_EXERCISE DETAILS_. Write out all the material exactly. Leave nothing out.

(Dataset entries)

------------------------

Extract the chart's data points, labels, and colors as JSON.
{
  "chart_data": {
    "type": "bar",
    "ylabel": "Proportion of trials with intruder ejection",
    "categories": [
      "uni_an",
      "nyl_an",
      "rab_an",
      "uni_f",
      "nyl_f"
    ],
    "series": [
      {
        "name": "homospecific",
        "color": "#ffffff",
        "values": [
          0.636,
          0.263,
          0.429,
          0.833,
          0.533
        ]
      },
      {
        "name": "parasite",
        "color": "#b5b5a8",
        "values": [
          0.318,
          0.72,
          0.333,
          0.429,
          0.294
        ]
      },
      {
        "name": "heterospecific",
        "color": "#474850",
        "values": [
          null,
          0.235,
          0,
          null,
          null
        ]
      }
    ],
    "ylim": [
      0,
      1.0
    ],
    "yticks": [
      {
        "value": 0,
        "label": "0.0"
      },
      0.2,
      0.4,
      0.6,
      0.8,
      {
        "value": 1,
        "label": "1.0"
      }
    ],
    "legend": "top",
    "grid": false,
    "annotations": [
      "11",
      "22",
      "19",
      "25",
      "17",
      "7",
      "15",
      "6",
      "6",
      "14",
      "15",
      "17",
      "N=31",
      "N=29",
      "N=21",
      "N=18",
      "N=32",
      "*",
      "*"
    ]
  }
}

------------------------

_ANSWER TO THE EXERCISE_.
Extract the chart's data points, labels, and colors as JSON.
{
  "chart_data": {
    "type": "bar",
    "ylabel": "Proportion of trials with intruder ejection",
    "categories": [
      "uni_an",
      "nyl_an",
      "rab_an",
      "uni_f",
      "nyl_f"
    ],
    "series": [
      {
        "name": "homospecific",
        "color": "#ffffff",
        "values": [
          0.636,
          0.263,
          0.429,
          0.833,
          0.533
        ]
      },
      {
        "name": "parasite",
        "color": "#b5b5a8",
        "values": [
          0.318,
          0.72,
          0.333,
          0.429,
          0.294
        ]
      },
      {
        "name": "heterospecific",
        "color": "#474850",
        "values": [
          null,
          0.235,
          0,
          null,
          null
        ]
      }
    ],
    "ylim": [
      0,
      1.0
    ],
    "yticks": [
      {
        "value": 0,
        "label": "0.0"
      },
      0.2,
      0.4,
      0.6,
      0.8,
      {
        "value": 1,
        "label": "1.0"
      }
    ],
    "legend": "top",
    "grid": false,
    "annotations": [
      "11",
      "22",
      "19",
      "25",
      "17",
      "7",
      "15",
      "6",
      "6",
      "14",
      "15",
      "17",
      "N=31",
      "N=29",
      "N=21",
      "N=18",
      "N=32",
      "*",
      "*"
    ]
  }
}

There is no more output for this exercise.